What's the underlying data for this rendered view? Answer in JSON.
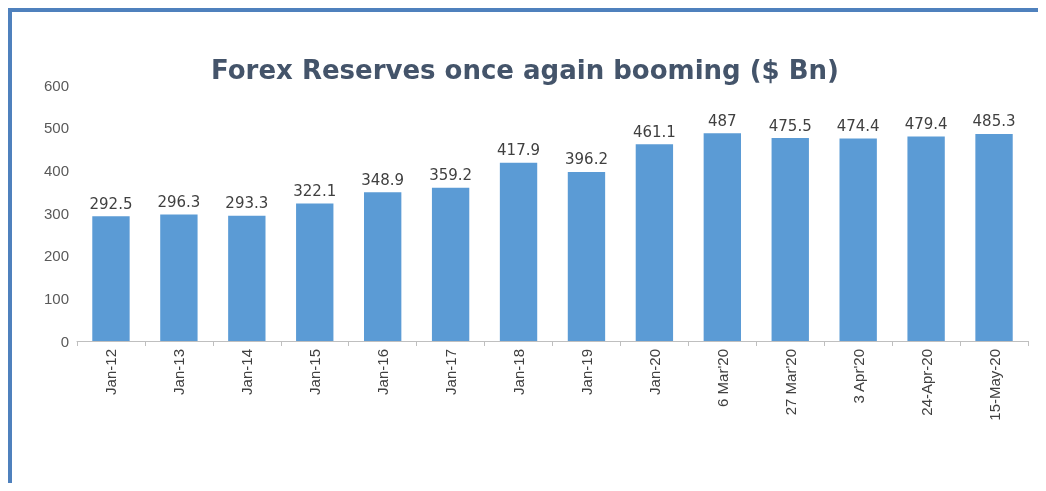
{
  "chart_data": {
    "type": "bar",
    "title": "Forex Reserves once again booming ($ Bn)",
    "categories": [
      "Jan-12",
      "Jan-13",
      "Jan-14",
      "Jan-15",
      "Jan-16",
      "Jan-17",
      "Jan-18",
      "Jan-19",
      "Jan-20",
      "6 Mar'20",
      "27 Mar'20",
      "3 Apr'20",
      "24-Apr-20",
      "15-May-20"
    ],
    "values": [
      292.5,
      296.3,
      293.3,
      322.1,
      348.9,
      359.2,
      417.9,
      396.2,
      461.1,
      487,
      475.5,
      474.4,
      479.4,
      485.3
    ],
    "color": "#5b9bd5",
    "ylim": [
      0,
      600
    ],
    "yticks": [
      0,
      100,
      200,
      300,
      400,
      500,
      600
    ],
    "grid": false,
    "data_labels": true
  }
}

————

# DIRECTIONS FOR THIS TASK
Without the images, write out each line of the data verbatim.

# WRITTEN SOLUTION
What's the underlying data for this rendered view? Answer in JSON.
{
  "chart_data": {
    "type": "bar",
    "title": "Forex Reserves once again booming ($ Bn)",
    "categories": [
      "Jan-12",
      "Jan-13",
      "Jan-14",
      "Jan-15",
      "Jan-16",
      "Jan-17",
      "Jan-18",
      "Jan-19",
      "Jan-20",
      "6 Mar'20",
      "27 Mar'20",
      "3 Apr'20",
      "24-Apr-20",
      "15-May-20"
    ],
    "values": [
      292.5,
      296.3,
      293.3,
      322.1,
      348.9,
      359.2,
      417.9,
      396.2,
      461.1,
      487,
      475.5,
      474.4,
      479.4,
      485.3
    ],
    "color": "#5b9bd5",
    "ylim": [
      0,
      600
    ],
    "yticks": [
      0,
      100,
      200,
      300,
      400,
      500,
      600
    ],
    "grid": false,
    "data_labels": true
  }
}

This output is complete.